Retype every line of the data below without changing a single character.

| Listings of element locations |
=-=-=

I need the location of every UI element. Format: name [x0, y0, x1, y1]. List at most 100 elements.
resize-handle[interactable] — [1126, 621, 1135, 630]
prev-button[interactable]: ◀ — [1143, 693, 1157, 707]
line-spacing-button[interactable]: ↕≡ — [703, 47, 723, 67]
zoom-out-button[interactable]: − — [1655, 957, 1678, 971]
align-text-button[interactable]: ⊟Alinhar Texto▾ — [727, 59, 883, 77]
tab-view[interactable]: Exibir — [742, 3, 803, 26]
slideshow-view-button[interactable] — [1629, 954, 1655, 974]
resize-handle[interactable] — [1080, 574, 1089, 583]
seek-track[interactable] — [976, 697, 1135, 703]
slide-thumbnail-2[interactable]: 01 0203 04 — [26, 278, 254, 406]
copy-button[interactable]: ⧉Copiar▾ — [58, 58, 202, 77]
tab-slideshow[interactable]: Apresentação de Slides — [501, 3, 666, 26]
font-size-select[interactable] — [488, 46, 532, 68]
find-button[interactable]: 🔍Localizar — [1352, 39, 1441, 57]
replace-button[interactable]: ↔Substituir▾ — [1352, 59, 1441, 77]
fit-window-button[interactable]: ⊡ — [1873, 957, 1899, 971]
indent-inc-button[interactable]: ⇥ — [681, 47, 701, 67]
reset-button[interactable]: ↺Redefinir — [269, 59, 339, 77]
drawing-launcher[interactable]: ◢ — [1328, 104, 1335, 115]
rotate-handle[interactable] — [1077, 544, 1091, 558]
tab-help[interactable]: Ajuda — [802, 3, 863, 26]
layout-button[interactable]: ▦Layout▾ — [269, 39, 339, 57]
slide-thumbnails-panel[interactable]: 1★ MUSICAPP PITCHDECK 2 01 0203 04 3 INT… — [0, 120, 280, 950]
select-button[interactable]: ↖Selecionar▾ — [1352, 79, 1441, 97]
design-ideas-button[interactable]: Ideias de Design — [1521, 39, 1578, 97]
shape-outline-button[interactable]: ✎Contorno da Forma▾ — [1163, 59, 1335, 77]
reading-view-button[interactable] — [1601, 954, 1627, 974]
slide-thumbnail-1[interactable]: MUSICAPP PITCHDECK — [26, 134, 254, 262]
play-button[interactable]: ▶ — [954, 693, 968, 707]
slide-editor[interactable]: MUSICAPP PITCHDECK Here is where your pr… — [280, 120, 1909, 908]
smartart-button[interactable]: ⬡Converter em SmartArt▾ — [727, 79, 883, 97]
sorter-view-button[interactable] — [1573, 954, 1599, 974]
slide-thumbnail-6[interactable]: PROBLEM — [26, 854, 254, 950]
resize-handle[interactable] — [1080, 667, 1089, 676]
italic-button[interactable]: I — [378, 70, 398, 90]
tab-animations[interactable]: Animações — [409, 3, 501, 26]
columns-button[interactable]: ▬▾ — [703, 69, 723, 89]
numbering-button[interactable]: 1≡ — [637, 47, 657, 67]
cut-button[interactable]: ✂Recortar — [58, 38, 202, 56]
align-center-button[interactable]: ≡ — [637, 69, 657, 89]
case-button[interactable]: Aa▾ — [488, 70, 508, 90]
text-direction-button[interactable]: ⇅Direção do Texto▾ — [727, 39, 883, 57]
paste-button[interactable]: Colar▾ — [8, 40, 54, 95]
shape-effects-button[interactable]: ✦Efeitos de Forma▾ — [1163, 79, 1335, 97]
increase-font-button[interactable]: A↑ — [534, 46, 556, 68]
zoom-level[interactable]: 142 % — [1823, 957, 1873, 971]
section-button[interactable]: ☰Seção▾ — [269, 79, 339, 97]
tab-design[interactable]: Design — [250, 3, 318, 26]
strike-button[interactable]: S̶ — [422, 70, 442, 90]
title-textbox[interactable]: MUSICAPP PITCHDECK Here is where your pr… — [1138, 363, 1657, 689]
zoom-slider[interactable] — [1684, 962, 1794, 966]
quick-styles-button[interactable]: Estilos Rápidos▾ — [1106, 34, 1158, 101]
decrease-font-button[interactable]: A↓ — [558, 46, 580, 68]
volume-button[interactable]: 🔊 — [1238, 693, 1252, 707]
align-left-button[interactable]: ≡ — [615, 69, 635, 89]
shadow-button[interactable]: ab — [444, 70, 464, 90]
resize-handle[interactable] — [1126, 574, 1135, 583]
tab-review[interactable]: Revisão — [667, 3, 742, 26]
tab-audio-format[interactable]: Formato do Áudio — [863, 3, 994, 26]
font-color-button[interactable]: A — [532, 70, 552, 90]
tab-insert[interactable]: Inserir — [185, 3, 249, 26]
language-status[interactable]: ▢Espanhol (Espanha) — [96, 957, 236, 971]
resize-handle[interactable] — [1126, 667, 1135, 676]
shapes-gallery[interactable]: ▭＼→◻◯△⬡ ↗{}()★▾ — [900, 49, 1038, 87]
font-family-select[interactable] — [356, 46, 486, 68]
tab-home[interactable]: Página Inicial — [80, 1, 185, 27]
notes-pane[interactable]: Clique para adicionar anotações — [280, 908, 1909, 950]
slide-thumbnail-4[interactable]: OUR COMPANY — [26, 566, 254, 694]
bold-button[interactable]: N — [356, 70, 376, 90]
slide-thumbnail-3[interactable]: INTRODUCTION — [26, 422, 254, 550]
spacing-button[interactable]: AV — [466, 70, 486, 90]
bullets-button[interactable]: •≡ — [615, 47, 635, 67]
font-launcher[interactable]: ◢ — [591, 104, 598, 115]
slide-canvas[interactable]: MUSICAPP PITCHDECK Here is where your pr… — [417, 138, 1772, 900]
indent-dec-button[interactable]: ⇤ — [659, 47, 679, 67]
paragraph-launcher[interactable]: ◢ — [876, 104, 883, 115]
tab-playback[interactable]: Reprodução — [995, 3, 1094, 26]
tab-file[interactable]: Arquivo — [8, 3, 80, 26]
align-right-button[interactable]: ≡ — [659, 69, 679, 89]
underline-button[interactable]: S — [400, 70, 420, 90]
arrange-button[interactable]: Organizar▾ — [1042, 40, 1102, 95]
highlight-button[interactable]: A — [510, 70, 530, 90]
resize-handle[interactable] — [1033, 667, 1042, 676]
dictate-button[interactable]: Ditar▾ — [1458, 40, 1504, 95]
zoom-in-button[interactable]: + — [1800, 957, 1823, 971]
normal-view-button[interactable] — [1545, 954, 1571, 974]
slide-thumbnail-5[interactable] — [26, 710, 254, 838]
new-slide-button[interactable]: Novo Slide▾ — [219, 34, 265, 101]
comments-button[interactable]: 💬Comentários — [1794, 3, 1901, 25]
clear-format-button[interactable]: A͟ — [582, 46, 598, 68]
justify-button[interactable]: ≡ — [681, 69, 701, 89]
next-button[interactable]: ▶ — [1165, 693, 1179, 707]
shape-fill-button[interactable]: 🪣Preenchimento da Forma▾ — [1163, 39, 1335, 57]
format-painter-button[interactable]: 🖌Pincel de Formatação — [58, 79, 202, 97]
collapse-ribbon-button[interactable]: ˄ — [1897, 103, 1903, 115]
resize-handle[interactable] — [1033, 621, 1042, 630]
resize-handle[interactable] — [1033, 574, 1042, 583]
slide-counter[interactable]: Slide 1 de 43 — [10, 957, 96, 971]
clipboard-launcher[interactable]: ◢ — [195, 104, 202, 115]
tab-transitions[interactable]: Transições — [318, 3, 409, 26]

=-=-=

| THE COMPLETED TASK |
I need the location of every UI element. Format: name [x0, y0, x1, y1]. List at most 100 elements.
resize-handle[interactable] — [1126, 621, 1135, 630]
prev-button[interactable]: ◀ — [1143, 693, 1157, 707]
line-spacing-button[interactable]: ↕≡ — [703, 47, 723, 67]
zoom-out-button[interactable]: − — [1655, 957, 1678, 971]
align-text-button[interactable]: ⊟Alinhar Texto▾ — [727, 59, 883, 77]
tab-view[interactable]: Exibir — [742, 3, 803, 26]
slideshow-view-button[interactable] — [1629, 954, 1655, 974]
resize-handle[interactable] — [1080, 574, 1089, 583]
seek-track[interactable] — [976, 697, 1135, 703]
slide-thumbnail-2[interactable]: 01 0203 04 — [26, 278, 254, 406]
copy-button[interactable]: ⧉Copiar▾ — [58, 58, 202, 77]
tab-slideshow[interactable]: Apresentação de Slides — [501, 3, 666, 26]
font-size-select[interactable] — [488, 46, 532, 68]
find-button[interactable]: 🔍Localizar — [1352, 39, 1441, 57]
replace-button[interactable]: ↔Substituir▾ — [1352, 59, 1441, 77]
fit-window-button[interactable]: ⊡ — [1873, 957, 1899, 971]
indent-inc-button[interactable]: ⇥ — [681, 47, 701, 67]
reset-button[interactable]: ↺Redefinir — [269, 59, 339, 77]
drawing-launcher[interactable]: ◢ — [1328, 104, 1335, 115]
rotate-handle[interactable] — [1077, 544, 1091, 558]
tab-help[interactable]: Ajuda — [802, 3, 863, 26]
layout-button[interactable]: ▦Layout▾ — [269, 39, 339, 57]
slide-thumbnails-panel[interactable]: 1★ MUSICAPP PITCHDECK 2 01 0203 04 3 INT… — [0, 120, 280, 950]
select-button[interactable]: ↖Selecionar▾ — [1352, 79, 1441, 97]
design-ideas-button[interactable]: Ideias de Design — [1521, 39, 1578, 97]
shape-outline-button[interactable]: ✎Contorno da Forma▾ — [1163, 59, 1335, 77]
reading-view-button[interactable] — [1601, 954, 1627, 974]
slide-thumbnail-1[interactable]: MUSICAPP PITCHDECK — [26, 134, 254, 262]
play-button[interactable]: ▶ — [954, 693, 968, 707]
slide-editor[interactable]: MUSICAPP PITCHDECK Here is where your pr… — [280, 120, 1909, 908]
smartart-button[interactable]: ⬡Converter em SmartArt▾ — [727, 79, 883, 97]
sorter-view-button[interactable] — [1573, 954, 1599, 974]
slide-thumbnail-6[interactable]: PROBLEM — [26, 854, 254, 950]
resize-handle[interactable] — [1080, 667, 1089, 676]
italic-button[interactable]: I — [378, 70, 398, 90]
tab-animations[interactable]: Animações — [409, 3, 501, 26]
columns-button[interactable]: ▬▾ — [703, 69, 723, 89]
numbering-button[interactable]: 1≡ — [637, 47, 657, 67]
cut-button[interactable]: ✂Recortar — [58, 38, 202, 56]
align-center-button[interactable]: ≡ — [637, 69, 657, 89]
case-button[interactable]: Aa▾ — [488, 70, 508, 90]
text-direction-button[interactable]: ⇅Direção do Texto▾ — [727, 39, 883, 57]
paste-button[interactable]: Colar▾ — [8, 40, 54, 95]
shape-effects-button[interactable]: ✦Efeitos de Forma▾ — [1163, 79, 1335, 97]
increase-font-button[interactable]: A↑ — [534, 46, 556, 68]
zoom-level[interactable]: 142 % — [1823, 957, 1873, 971]
section-button[interactable]: ☰Seção▾ — [269, 79, 339, 97]
tab-design[interactable]: Design — [250, 3, 318, 26]
strike-button[interactable]: S̶ — [422, 70, 442, 90]
title-textbox[interactable]: MUSICAPP PITCHDECK Here is where your pr… — [1138, 363, 1657, 689]
zoom-slider[interactable] — [1684, 962, 1794, 966]
quick-styles-button[interactable]: Estilos Rápidos▾ — [1106, 34, 1158, 101]
decrease-font-button[interactable]: A↓ — [558, 46, 580, 68]
volume-button[interactable]: 🔊 — [1238, 693, 1252, 707]
align-left-button[interactable]: ≡ — [615, 69, 635, 89]
shadow-button[interactable]: ab — [444, 70, 464, 90]
resize-handle[interactable] — [1126, 574, 1135, 583]
tab-review[interactable]: Revisão — [667, 3, 742, 26]
tab-audio-format[interactable]: Formato do Áudio — [863, 3, 994, 26]
font-color-button[interactable]: A — [532, 70, 552, 90]
tab-insert[interactable]: Inserir — [185, 3, 249, 26]
language-status[interactable]: ▢Espanhol (Espanha) — [96, 957, 236, 971]
resize-handle[interactable] — [1126, 667, 1135, 676]
shapes-gallery[interactable]: ▭＼→◻◯△⬡ ↗{}()★▾ — [900, 49, 1038, 87]
font-family-select[interactable] — [356, 46, 486, 68]
tab-home[interactable]: Página Inicial — [80, 1, 185, 27]
notes-pane[interactable]: Clique para adicionar anotações — [280, 908, 1909, 950]
slide-thumbnail-4[interactable]: OUR COMPANY — [26, 566, 254, 694]
bold-button[interactable]: N — [356, 70, 376, 90]
slide-thumbnail-3[interactable]: INTRODUCTION — [26, 422, 254, 550]
spacing-button[interactable]: AV — [466, 70, 486, 90]
bullets-button[interactable]: •≡ — [615, 47, 635, 67]
font-launcher[interactable]: ◢ — [591, 104, 598, 115]
slide-canvas[interactable]: MUSICAPP PITCHDECK Here is where your pr… — [417, 138, 1772, 900]
indent-dec-button[interactable]: ⇤ — [659, 47, 679, 67]
paragraph-launcher[interactable]: ◢ — [876, 104, 883, 115]
tab-playback[interactable]: Reprodução — [995, 3, 1094, 26]
tab-file[interactable]: Arquivo — [8, 3, 80, 26]
align-right-button[interactable]: ≡ — [659, 69, 679, 89]
underline-button[interactable]: S — [400, 70, 420, 90]
arrange-button[interactable]: Organizar▾ — [1042, 40, 1102, 95]
highlight-button[interactable]: A — [510, 70, 530, 90]
resize-handle[interactable] — [1033, 667, 1042, 676]
dictate-button[interactable]: Ditar▾ — [1458, 40, 1504, 95]
zoom-in-button[interactable]: + — [1800, 957, 1823, 971]
normal-view-button[interactable] — [1545, 954, 1571, 974]
slide-thumbnail-5[interactable] — [26, 710, 254, 838]
new-slide-button[interactable]: Novo Slide▾ — [219, 34, 265, 101]
comments-button[interactable]: 💬Comentários — [1794, 3, 1901, 25]
clear-format-button[interactable]: A͟ — [582, 46, 598, 68]
justify-button[interactable]: ≡ — [681, 69, 701, 89]
next-button[interactable]: ▶ — [1165, 693, 1179, 707]
shape-fill-button[interactable]: 🪣Preenchimento da Forma▾ — [1163, 39, 1335, 57]
format-painter-button[interactable]: 🖌Pincel de Formatação — [58, 79, 202, 97]
collapse-ribbon-button[interactable]: ˄ — [1897, 103, 1903, 115]
resize-handle[interactable] — [1033, 621, 1042, 630]
resize-handle[interactable] — [1033, 574, 1042, 583]
slide-counter[interactable]: Slide 1 de 43 — [10, 957, 96, 971]
clipboard-launcher[interactable]: ◢ — [195, 104, 202, 115]
tab-transitions[interactable]: Transições — [318, 3, 409, 26]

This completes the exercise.